Stored records:
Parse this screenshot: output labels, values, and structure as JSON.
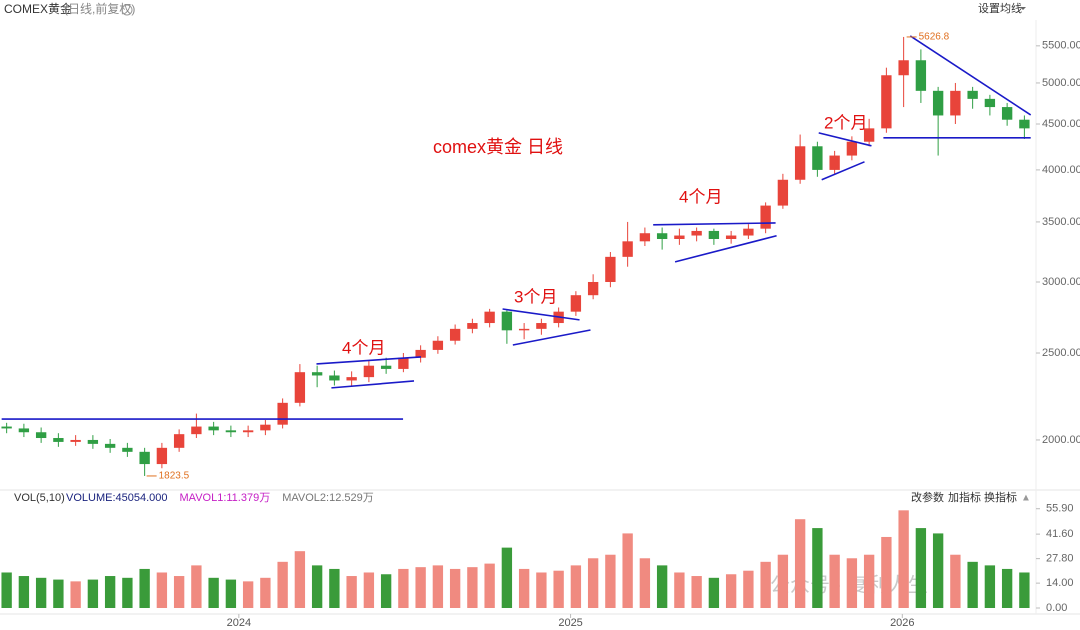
{
  "header": {
    "title": "COMEX黄金",
    "subtitle": "(日线,前复权)",
    "settings": "设置均线"
  },
  "watermark": "公众号 · 复利人生",
  "chart_data": [
    {
      "type": "candlestick",
      "log_scale": true,
      "up_color": "#e8443a",
      "down_color": "#2f9e44",
      "xlim": [
        2023.28,
        2026.4
      ],
      "ylim": [
        1768,
        5877
      ],
      "yticks": [
        {
          "value": 2000,
          "label": "2000.00"
        },
        {
          "value": 2500,
          "label": "2500.00"
        },
        {
          "value": 3000,
          "label": "3000.00"
        },
        {
          "value": 3500,
          "label": "3500.00"
        },
        {
          "value": 4000,
          "label": "4000.00"
        },
        {
          "value": 4500,
          "label": "4500.00"
        },
        {
          "value": 5000,
          "label": "5000.00"
        },
        {
          "value": 5500,
          "label": "5500.00"
        }
      ],
      "x": [
        2023.3,
        2023.352,
        2023.404,
        2023.456,
        2023.508,
        2023.56,
        2023.612,
        2023.664,
        2023.716,
        2023.768,
        2023.82,
        2023.872,
        2023.924,
        2023.976,
        2024.028,
        2024.08,
        2024.132,
        2024.184,
        2024.236,
        2024.288,
        2024.34,
        2024.392,
        2024.444,
        2024.496,
        2024.548,
        2024.6,
        2024.652,
        2024.704,
        2024.756,
        2024.808,
        2024.86,
        2024.912,
        2024.964,
        2025.016,
        2025.068,
        2025.12,
        2025.172,
        2025.224,
        2025.276,
        2025.328,
        2025.38,
        2025.432,
        2025.484,
        2025.536,
        2025.588,
        2025.64,
        2025.692,
        2025.744,
        2025.796,
        2025.848,
        2025.9,
        2025.952,
        2026.004,
        2026.056,
        2026.108,
        2026.16,
        2026.212,
        2026.264,
        2026.316,
        2026.368
      ],
      "open": [
        2070,
        2060,
        2040,
        2010,
        1990,
        2000,
        1980,
        1960,
        1940,
        1880,
        1960,
        2030,
        2070,
        2050,
        2040,
        2050,
        2080,
        2200,
        2380,
        2360,
        2330,
        2350,
        2420,
        2400,
        2470,
        2520,
        2580,
        2660,
        2700,
        2780,
        2650,
        2660,
        2700,
        2780,
        2900,
        3000,
        3200,
        3330,
        3400,
        3350,
        3380,
        3420,
        3350,
        3380,
        3440,
        3650,
        3900,
        4250,
        4000,
        4150,
        4300,
        4450,
        5100,
        5300,
        4900,
        4600,
        4900,
        4800,
        4700,
        4550
      ],
      "high": [
        2090,
        2085,
        2065,
        2035,
        2025,
        2025,
        2005,
        1985,
        1960,
        1985,
        2055,
        2140,
        2095,
        2075,
        2075,
        2105,
        2225,
        2430,
        2420,
        2390,
        2385,
        2450,
        2470,
        2500,
        2550,
        2610,
        2690,
        2730,
        2800,
        2790,
        2700,
        2730,
        2810,
        2930,
        3060,
        3240,
        3500,
        3450,
        3450,
        3440,
        3450,
        3440,
        3420,
        3480,
        3680,
        3960,
        4380,
        4300,
        4200,
        4360,
        4560,
        5200,
        5626.8,
        5450,
        4950,
        5000,
        4950,
        4850,
        4750,
        4600
      ],
      "low": [
        2035,
        2015,
        1985,
        1965,
        1970,
        1955,
        1935,
        1915,
        1823.5,
        1860,
        1940,
        2010,
        2025,
        2015,
        2015,
        2025,
        2060,
        2180,
        2290,
        2300,
        2300,
        2320,
        2370,
        2380,
        2440,
        2495,
        2555,
        2630,
        2670,
        2560,
        2590,
        2620,
        2670,
        2750,
        2870,
        2960,
        3120,
        3290,
        3260,
        3300,
        3330,
        3300,
        3310,
        3350,
        3400,
        3620,
        3860,
        3930,
        3960,
        4100,
        4250,
        4400,
        4700,
        4750,
        4150,
        4500,
        4680,
        4600,
        4480,
        4330
      ],
      "close": [
        2060,
        2040,
        2010,
        1990,
        2000,
        1980,
        1960,
        1940,
        1880,
        1960,
        2030,
        2070,
        2050,
        2040,
        2050,
        2080,
        2200,
        2380,
        2360,
        2330,
        2350,
        2420,
        2400,
        2470,
        2520,
        2580,
        2660,
        2700,
        2780,
        2650,
        2660,
        2700,
        2780,
        2900,
        3000,
        3200,
        3330,
        3400,
        3350,
        3380,
        3420,
        3350,
        3380,
        3440,
        3650,
        3900,
        4250,
        4000,
        4150,
        4300,
        4450,
        5100,
        5300,
        4900,
        4600,
        4900,
        4800,
        4700,
        4550,
        4450
      ],
      "trendline_color": "#1a1ac8",
      "trendlines": [
        {
          "x": [
            2023.285,
            2024.495
          ],
          "y": [
            2110,
            2110
          ]
        },
        {
          "x": [
            2024.234,
            2024.549
          ],
          "y": [
            2431,
            2475
          ]
        },
        {
          "x": [
            2024.279,
            2024.528
          ],
          "y": [
            2286,
            2327
          ]
        },
        {
          "x": [
            2024.795,
            2025.027
          ],
          "y": [
            2799,
            2722
          ]
        },
        {
          "x": [
            2024.826,
            2025.06
          ],
          "y": [
            2552,
            2652
          ]
        },
        {
          "x": [
            2025.249,
            2025.618
          ],
          "y": [
            3474,
            3491
          ]
        },
        {
          "x": [
            2025.315,
            2025.621
          ],
          "y": [
            3159,
            3378
          ]
        },
        {
          "x": [
            2025.748,
            2025.907
          ],
          "y": [
            4399,
            4255
          ]
        },
        {
          "x": [
            2025.757,
            2025.886
          ],
          "y": [
            3900,
            4084
          ]
        },
        {
          "x": [
            2026.024,
            2026.387
          ],
          "y": [
            5642,
            4606
          ]
        },
        {
          "x": [
            2025.943,
            2026.387
          ],
          "y": [
            4343,
            4343
          ]
        }
      ],
      "annotation_color": "#e01010",
      "annotations": [
        "comex黄金 日线",
        "4个月",
        "3个月",
        "4个月",
        "2个月"
      ]
    },
    {
      "type": "bar",
      "title": "VOL(5,10)",
      "legend": [
        "VOLUME:45054.000",
        "MAVOL1:11.379万",
        "MAVOL2:12.529万"
      ],
      "legend_colors": [
        "#1a237e",
        "#c51fc5",
        "#777777"
      ],
      "toolbar": [
        "改参数",
        "加指标",
        "换指标"
      ],
      "xlim": [
        2023.28,
        2026.4
      ],
      "xticks": [
        2024,
        2025,
        2026
      ],
      "ylim": [
        0,
        58
      ],
      "yticks": [
        {
          "value": 0,
          "label": "0.00"
        },
        {
          "value": 14,
          "label": "14.00"
        },
        {
          "value": 27.8,
          "label": "27.80"
        },
        {
          "value": 41.6,
          "label": "41.60"
        },
        {
          "value": 55.9,
          "label": "55.90"
        }
      ],
      "values": [
        20,
        18,
        17,
        16,
        15,
        16,
        18,
        17,
        22,
        20,
        18,
        24,
        17,
        16,
        15,
        17,
        26,
        32,
        24,
        22,
        18,
        20,
        19,
        22,
        23,
        24,
        22,
        23,
        25,
        34,
        22,
        20,
        21,
        24,
        28,
        30,
        42,
        28,
        24,
        20,
        18,
        17,
        19,
        21,
        26,
        30,
        50,
        45,
        30,
        28,
        30,
        40,
        55,
        45,
        42,
        30,
        26,
        24,
        22,
        20
      ]
    }
  ]
}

Required task: Leave out the pictures and copy every record above exactly.

Output:
Parse this screenshot: output labels, values, and structure as JSON.
{
  "header": {
    "title": "COMEX黄金",
    "subtitle": "(日线,前复权)",
    "settings": "设置均线"
  },
  "watermark": "公众号 · 复利人生",
  "chart_data": [
    {
      "type": "candlestick",
      "log_scale": true,
      "up_color": "#e8443a",
      "down_color": "#2f9e44",
      "xlim": [
        2023.28,
        2026.4
      ],
      "ylim": [
        1768,
        5877
      ],
      "yticks": [
        {
          "value": 2000,
          "label": "2000.00"
        },
        {
          "value": 2500,
          "label": "2500.00"
        },
        {
          "value": 3000,
          "label": "3000.00"
        },
        {
          "value": 3500,
          "label": "3500.00"
        },
        {
          "value": 4000,
          "label": "4000.00"
        },
        {
          "value": 4500,
          "label": "4500.00"
        },
        {
          "value": 5000,
          "label": "5000.00"
        },
        {
          "value": 5500,
          "label": "5500.00"
        }
      ],
      "x": [
        2023.3,
        2023.352,
        2023.404,
        2023.456,
        2023.508,
        2023.56,
        2023.612,
        2023.664,
        2023.716,
        2023.768,
        2023.82,
        2023.872,
        2023.924,
        2023.976,
        2024.028,
        2024.08,
        2024.132,
        2024.184,
        2024.236,
        2024.288,
        2024.34,
        2024.392,
        2024.444,
        2024.496,
        2024.548,
        2024.6,
        2024.652,
        2024.704,
        2024.756,
        2024.808,
        2024.86,
        2024.912,
        2024.964,
        2025.016,
        2025.068,
        2025.12,
        2025.172,
        2025.224,
        2025.276,
        2025.328,
        2025.38,
        2025.432,
        2025.484,
        2025.536,
        2025.588,
        2025.64,
        2025.692,
        2025.744,
        2025.796,
        2025.848,
        2025.9,
        2025.952,
        2026.004,
        2026.056,
        2026.108,
        2026.16,
        2026.212,
        2026.264,
        2026.316,
        2026.368
      ],
      "open": [
        2070,
        2060,
        2040,
        2010,
        1990,
        2000,
        1980,
        1960,
        1940,
        1880,
        1960,
        2030,
        2070,
        2050,
        2040,
        2050,
        2080,
        2200,
        2380,
        2360,
        2330,
        2350,
        2420,
        2400,
        2470,
        2520,
        2580,
        2660,
        2700,
        2780,
        2650,
        2660,
        2700,
        2780,
        2900,
        3000,
        3200,
        3330,
        3400,
        3350,
        3380,
        3420,
        3350,
        3380,
        3440,
        3650,
        3900,
        4250,
        4000,
        4150,
        4300,
        4450,
        5100,
        5300,
        4900,
        4600,
        4900,
        4800,
        4700,
        4550
      ],
      "high": [
        2090,
        2085,
        2065,
        2035,
        2025,
        2025,
        2005,
        1985,
        1960,
        1985,
        2055,
        2140,
        2095,
        2075,
        2075,
        2105,
        2225,
        2430,
        2420,
        2390,
        2385,
        2450,
        2470,
        2500,
        2550,
        2610,
        2690,
        2730,
        2800,
        2790,
        2700,
        2730,
        2810,
        2930,
        3060,
        3240,
        3500,
        3450,
        3450,
        3440,
        3450,
        3440,
        3420,
        3480,
        3680,
        3960,
        4380,
        4300,
        4200,
        4360,
        4560,
        5200,
        5626.8,
        5450,
        4950,
        5000,
        4950,
        4850,
        4750,
        4600
      ],
      "low": [
        2035,
        2015,
        1985,
        1965,
        1970,
        1955,
        1935,
        1915,
        1823.5,
        1860,
        1940,
        2010,
        2025,
        2015,
        2015,
        2025,
        2060,
        2180,
        2290,
        2300,
        2300,
        2320,
        2370,
        2380,
        2440,
        2495,
        2555,
        2630,
        2670,
        2560,
        2590,
        2620,
        2670,
        2750,
        2870,
        2960,
        3120,
        3290,
        3260,
        3300,
        3330,
        3300,
        3310,
        3350,
        3400,
        3620,
        3860,
        3930,
        3960,
        4100,
        4250,
        4400,
        4700,
        4750,
        4150,
        4500,
        4680,
        4600,
        4480,
        4330
      ],
      "close": [
        2060,
        2040,
        2010,
        1990,
        2000,
        1980,
        1960,
        1940,
        1880,
        1960,
        2030,
        2070,
        2050,
        2040,
        2050,
        2080,
        2200,
        2380,
        2360,
        2330,
        2350,
        2420,
        2400,
        2470,
        2520,
        2580,
        2660,
        2700,
        2780,
        2650,
        2660,
        2700,
        2780,
        2900,
        3000,
        3200,
        3330,
        3400,
        3350,
        3380,
        3420,
        3350,
        3380,
        3440,
        3650,
        3900,
        4250,
        4000,
        4150,
        4300,
        4450,
        5100,
        5300,
        4900,
        4600,
        4900,
        4800,
        4700,
        4550,
        4450
      ],
      "trendline_color": "#1a1ac8",
      "trendlines": [
        {
          "x": [
            2023.285,
            2024.495
          ],
          "y": [
            2110,
            2110
          ]
        },
        {
          "x": [
            2024.234,
            2024.549
          ],
          "y": [
            2431,
            2475
          ]
        },
        {
          "x": [
            2024.279,
            2024.528
          ],
          "y": [
            2286,
            2327
          ]
        },
        {
          "x": [
            2024.795,
            2025.027
          ],
          "y": [
            2799,
            2722
          ]
        },
        {
          "x": [
            2024.826,
            2025.06
          ],
          "y": [
            2552,
            2652
          ]
        },
        {
          "x": [
            2025.249,
            2025.618
          ],
          "y": [
            3474,
            3491
          ]
        },
        {
          "x": [
            2025.315,
            2025.621
          ],
          "y": [
            3159,
            3378
          ]
        },
        {
          "x": [
            2025.748,
            2025.907
          ],
          "y": [
            4399,
            4255
          ]
        },
        {
          "x": [
            2025.757,
            2025.886
          ],
          "y": [
            3900,
            4084
          ]
        },
        {
          "x": [
            2026.024,
            2026.387
          ],
          "y": [
            5642,
            4606
          ]
        },
        {
          "x": [
            2025.943,
            2026.387
          ],
          "y": [
            4343,
            4343
          ]
        }
      ],
      "annotation_color": "#e01010",
      "annotations": [
        "comex黄金 日线",
        "4个月",
        "3个月",
        "4个月",
        "2个月"
      ]
    },
    {
      "type": "bar",
      "title": "VOL(5,10)",
      "legend": [
        "VOLUME:45054.000",
        "MAVOL1:11.379万",
        "MAVOL2:12.529万"
      ],
      "legend_colors": [
        "#1a237e",
        "#c51fc5",
        "#777777"
      ],
      "toolbar": [
        "改参数",
        "加指标",
        "换指标"
      ],
      "xlim": [
        2023.28,
        2026.4
      ],
      "xticks": [
        2024,
        2025,
        2026
      ],
      "ylim": [
        0,
        58
      ],
      "yticks": [
        {
          "value": 0,
          "label": "0.00"
        },
        {
          "value": 14,
          "label": "14.00"
        },
        {
          "value": 27.8,
          "label": "27.80"
        },
        {
          "value": 41.6,
          "label": "41.60"
        },
        {
          "value": 55.9,
          "label": "55.90"
        }
      ],
      "values": [
        20,
        18,
        17,
        16,
        15,
        16,
        18,
        17,
        22,
        20,
        18,
        24,
        17,
        16,
        15,
        17,
        26,
        32,
        24,
        22,
        18,
        20,
        19,
        22,
        23,
        24,
        22,
        23,
        25,
        34,
        22,
        20,
        21,
        24,
        28,
        30,
        42,
        28,
        24,
        20,
        18,
        17,
        19,
        21,
        26,
        30,
        50,
        45,
        30,
        28,
        30,
        40,
        55,
        45,
        42,
        30,
        26,
        24,
        22,
        20
      ]
    }
  ]
}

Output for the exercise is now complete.